• _Supplied data_:
## BEGIN

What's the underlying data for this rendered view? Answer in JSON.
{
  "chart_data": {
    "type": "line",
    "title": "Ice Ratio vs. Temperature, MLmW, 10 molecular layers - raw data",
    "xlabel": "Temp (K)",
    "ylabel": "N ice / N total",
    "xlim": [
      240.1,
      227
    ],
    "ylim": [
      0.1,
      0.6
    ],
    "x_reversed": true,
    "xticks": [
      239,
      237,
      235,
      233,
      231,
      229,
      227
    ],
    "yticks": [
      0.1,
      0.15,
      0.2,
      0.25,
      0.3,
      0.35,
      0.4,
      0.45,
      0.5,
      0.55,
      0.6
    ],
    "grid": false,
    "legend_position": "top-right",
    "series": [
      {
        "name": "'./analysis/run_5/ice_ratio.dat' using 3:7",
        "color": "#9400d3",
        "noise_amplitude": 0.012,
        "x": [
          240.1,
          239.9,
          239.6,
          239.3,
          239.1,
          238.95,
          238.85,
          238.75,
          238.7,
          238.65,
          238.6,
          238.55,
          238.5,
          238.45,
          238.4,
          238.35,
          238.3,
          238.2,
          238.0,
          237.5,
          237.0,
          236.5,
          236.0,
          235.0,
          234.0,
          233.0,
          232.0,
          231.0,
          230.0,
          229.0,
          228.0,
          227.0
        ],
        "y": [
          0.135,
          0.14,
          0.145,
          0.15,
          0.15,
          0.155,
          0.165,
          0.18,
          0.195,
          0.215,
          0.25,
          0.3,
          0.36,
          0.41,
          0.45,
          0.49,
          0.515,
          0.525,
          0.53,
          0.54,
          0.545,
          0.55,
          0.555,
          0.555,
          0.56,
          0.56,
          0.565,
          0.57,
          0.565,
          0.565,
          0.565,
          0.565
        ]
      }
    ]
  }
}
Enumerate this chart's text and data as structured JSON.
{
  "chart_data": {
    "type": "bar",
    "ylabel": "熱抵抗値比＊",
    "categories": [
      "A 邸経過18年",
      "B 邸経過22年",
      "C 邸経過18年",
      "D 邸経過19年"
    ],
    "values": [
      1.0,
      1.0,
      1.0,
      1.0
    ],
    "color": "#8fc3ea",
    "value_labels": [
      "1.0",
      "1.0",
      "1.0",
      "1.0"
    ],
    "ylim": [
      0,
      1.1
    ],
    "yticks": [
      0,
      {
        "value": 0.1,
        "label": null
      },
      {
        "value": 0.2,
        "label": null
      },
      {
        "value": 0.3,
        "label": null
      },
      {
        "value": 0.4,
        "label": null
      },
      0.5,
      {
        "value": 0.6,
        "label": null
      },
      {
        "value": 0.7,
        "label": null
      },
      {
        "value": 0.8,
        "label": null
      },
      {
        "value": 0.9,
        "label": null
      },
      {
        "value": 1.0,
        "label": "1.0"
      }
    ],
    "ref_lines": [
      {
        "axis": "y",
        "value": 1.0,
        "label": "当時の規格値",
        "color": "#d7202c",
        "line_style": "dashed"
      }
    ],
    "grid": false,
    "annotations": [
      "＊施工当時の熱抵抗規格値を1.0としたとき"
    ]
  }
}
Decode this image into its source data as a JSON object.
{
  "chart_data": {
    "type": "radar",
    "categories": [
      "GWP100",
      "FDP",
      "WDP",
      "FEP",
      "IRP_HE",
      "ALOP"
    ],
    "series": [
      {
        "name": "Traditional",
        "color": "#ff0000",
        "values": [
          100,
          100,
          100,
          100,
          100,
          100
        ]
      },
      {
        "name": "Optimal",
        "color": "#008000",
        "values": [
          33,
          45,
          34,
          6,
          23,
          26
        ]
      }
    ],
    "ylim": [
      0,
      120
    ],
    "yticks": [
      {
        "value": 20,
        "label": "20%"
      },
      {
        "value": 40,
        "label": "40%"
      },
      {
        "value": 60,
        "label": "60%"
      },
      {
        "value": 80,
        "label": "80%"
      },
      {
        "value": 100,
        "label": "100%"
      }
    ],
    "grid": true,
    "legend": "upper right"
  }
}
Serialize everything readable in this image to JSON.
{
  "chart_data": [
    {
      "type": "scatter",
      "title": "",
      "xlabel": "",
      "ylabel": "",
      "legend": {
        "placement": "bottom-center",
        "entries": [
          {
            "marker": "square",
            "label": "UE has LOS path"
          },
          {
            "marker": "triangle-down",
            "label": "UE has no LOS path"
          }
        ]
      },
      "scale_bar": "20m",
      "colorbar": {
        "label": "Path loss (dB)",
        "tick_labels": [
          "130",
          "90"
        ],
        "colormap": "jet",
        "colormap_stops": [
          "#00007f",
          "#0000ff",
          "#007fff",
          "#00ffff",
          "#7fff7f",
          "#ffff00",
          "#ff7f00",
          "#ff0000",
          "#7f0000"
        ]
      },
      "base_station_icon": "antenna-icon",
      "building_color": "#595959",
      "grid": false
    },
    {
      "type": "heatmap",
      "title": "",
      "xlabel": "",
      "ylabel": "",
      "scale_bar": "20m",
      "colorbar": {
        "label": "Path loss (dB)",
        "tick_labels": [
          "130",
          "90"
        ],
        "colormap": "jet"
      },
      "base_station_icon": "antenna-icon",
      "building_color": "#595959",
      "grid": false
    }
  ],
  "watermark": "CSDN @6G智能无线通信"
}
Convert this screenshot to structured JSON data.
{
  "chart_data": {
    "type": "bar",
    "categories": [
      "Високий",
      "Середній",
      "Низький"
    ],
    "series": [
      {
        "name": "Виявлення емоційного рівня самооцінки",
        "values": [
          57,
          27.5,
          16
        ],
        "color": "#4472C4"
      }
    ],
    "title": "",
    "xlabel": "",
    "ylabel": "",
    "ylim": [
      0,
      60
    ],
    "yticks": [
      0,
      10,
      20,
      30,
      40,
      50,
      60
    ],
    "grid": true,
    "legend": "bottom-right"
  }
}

## END

• _What you need to do_:
Quote every record above exactly.

• _Output for this task_:
What's the underlying data for this rendered view? Answer in JSON.
{
  "chart_data": {
    "type": "line",
    "title": "Ice Ratio vs. Temperature, MLmW, 10 molecular layers - raw data",
    "xlabel": "Temp (K)",
    "ylabel": "N ice / N total",
    "xlim": [
      240.1,
      227
    ],
    "ylim": [
      0.1,
      0.6
    ],
    "x_reversed": true,
    "xticks": [
      239,
      237,
      235,
      233,
      231,
      229,
      227
    ],
    "yticks": [
      0.1,
      0.15,
      0.2,
      0.25,
      0.3,
      0.35,
      0.4,
      0.45,
      0.5,
      0.55,
      0.6
    ],
    "grid": false,
    "legend_position": "top-right",
    "series": [
      {
        "name": "'./analysis/run_5/ice_ratio.dat' using 3:7",
        "color": "#9400d3",
        "noise_amplitude": 0.012,
        "x": [
          240.1,
          239.9,
          239.6,
          239.3,
          239.1,
          238.95,
          238.85,
          238.75,
          238.7,
          238.65,
          238.6,
          238.55,
          238.5,
          238.45,
          238.4,
          238.35,
          238.3,
          238.2,
          238.0,
          237.5,
          237.0,
          236.5,
          236.0,
          235.0,
          234.0,
          233.0,
          232.0,
          231.0,
          230.0,
          229.0,
          228.0,
          227.0
        ],
        "y": [
          0.135,
          0.14,
          0.145,
          0.15,
          0.15,
          0.155,
          0.165,
          0.18,
          0.195,
          0.215,
          0.25,
          0.3,
          0.36,
          0.41,
          0.45,
          0.49,
          0.515,
          0.525,
          0.53,
          0.54,
          0.545,
          0.55,
          0.555,
          0.555,
          0.56,
          0.56,
          0.565,
          0.57,
          0.565,
          0.565,
          0.565,
          0.565
        ]
      }
    ]
  }
}
Enumerate this chart's text and data as structured JSON.
{
  "chart_data": {
    "type": "bar",
    "ylabel": "熱抵抗値比＊",
    "categories": [
      "A 邸経過18年",
      "B 邸経過22年",
      "C 邸経過18年",
      "D 邸経過19年"
    ],
    "values": [
      1.0,
      1.0,
      1.0,
      1.0
    ],
    "color": "#8fc3ea",
    "value_labels": [
      "1.0",
      "1.0",
      "1.0",
      "1.0"
    ],
    "ylim": [
      0,
      1.1
    ],
    "yticks": [
      0,
      {
        "value": 0.1,
        "label": null
      },
      {
        "value": 0.2,
        "label": null
      },
      {
        "value": 0.3,
        "label": null
      },
      {
        "value": 0.4,
        "label": null
      },
      0.5,
      {
        "value": 0.6,
        "label": null
      },
      {
        "value": 0.7,
        "label": null
      },
      {
        "value": 0.8,
        "label": null
      },
      {
        "value": 0.9,
        "label": null
      },
      {
        "value": 1.0,
        "label": "1.0"
      }
    ],
    "ref_lines": [
      {
        "axis": "y",
        "value": 1.0,
        "label": "当時の規格値",
        "color": "#d7202c",
        "line_style": "dashed"
      }
    ],
    "grid": false,
    "annotations": [
      "＊施工当時の熱抵抗規格値を1.0としたとき"
    ]
  }
}
Decode this image into its source data as a JSON object.
{
  "chart_data": {
    "type": "radar",
    "categories": [
      "GWP100",
      "FDP",
      "WDP",
      "FEP",
      "IRP_HE",
      "ALOP"
    ],
    "series": [
      {
        "name": "Traditional",
        "color": "#ff0000",
        "values": [
          100,
          100,
          100,
          100,
          100,
          100
        ]
      },
      {
        "name": "Optimal",
        "color": "#008000",
        "values": [
          33,
          45,
          34,
          6,
          23,
          26
        ]
      }
    ],
    "ylim": [
      0,
      120
    ],
    "yticks": [
      {
        "value": 20,
        "label": "20%"
      },
      {
        "value": 40,
        "label": "40%"
      },
      {
        "value": 60,
        "label": "60%"
      },
      {
        "value": 80,
        "label": "80%"
      },
      {
        "value": 100,
        "label": "100%"
      }
    ],
    "grid": true,
    "legend": "upper right"
  }
}
Serialize everything readable in this image to JSON.
{
  "chart_data": [
    {
      "type": "scatter",
      "title": "",
      "xlabel": "",
      "ylabel": "",
      "legend": {
        "placement": "bottom-center",
        "entries": [
          {
            "marker": "square",
            "label": "UE has LOS path"
          },
          {
            "marker": "triangle-down",
            "label": "UE has no LOS path"
          }
        ]
      },
      "scale_bar": "20m",
      "colorbar": {
        "label": "Path loss (dB)",
        "tick_labels": [
          "130",
          "90"
        ],
        "colormap": "jet",
        "colormap_stops": [
          "#00007f",
          "#0000ff",
          "#007fff",
          "#00ffff",
          "#7fff7f",
          "#ffff00",
          "#ff7f00",
          "#ff0000",
          "#7f0000"
        ]
      },
      "base_station_icon": "antenna-icon",
      "building_color": "#595959",
      "grid": false
    },
    {
      "type": "heatmap",
      "title": "",
      "xlabel": "",
      "ylabel": "",
      "scale_bar": "20m",
      "colorbar": {
        "label": "Path loss (dB)",
        "tick_labels": [
          "130",
          "90"
        ],
        "colormap": "jet"
      },
      "base_station_icon": "antenna-icon",
      "building_color": "#595959",
      "grid": false
    }
  ],
  "watermark": "CSDN @6G智能无线通信"
}
Convert this screenshot to structured JSON data.
{
  "chart_data": {
    "type": "bar",
    "categories": [
      "Високий",
      "Середній",
      "Низький"
    ],
    "series": [
      {
        "name": "Виявлення емоційного рівня самооцінки",
        "values": [
          57,
          27.5,
          16
        ],
        "color": "#4472C4"
      }
    ],
    "title": "",
    "xlabel": "",
    "ylabel": "",
    "ylim": [
      0,
      60
    ],
    "yticks": [
      0,
      10,
      20,
      30,
      40,
      50,
      60
    ],
    "grid": true,
    "legend": "bottom-right"
  }
}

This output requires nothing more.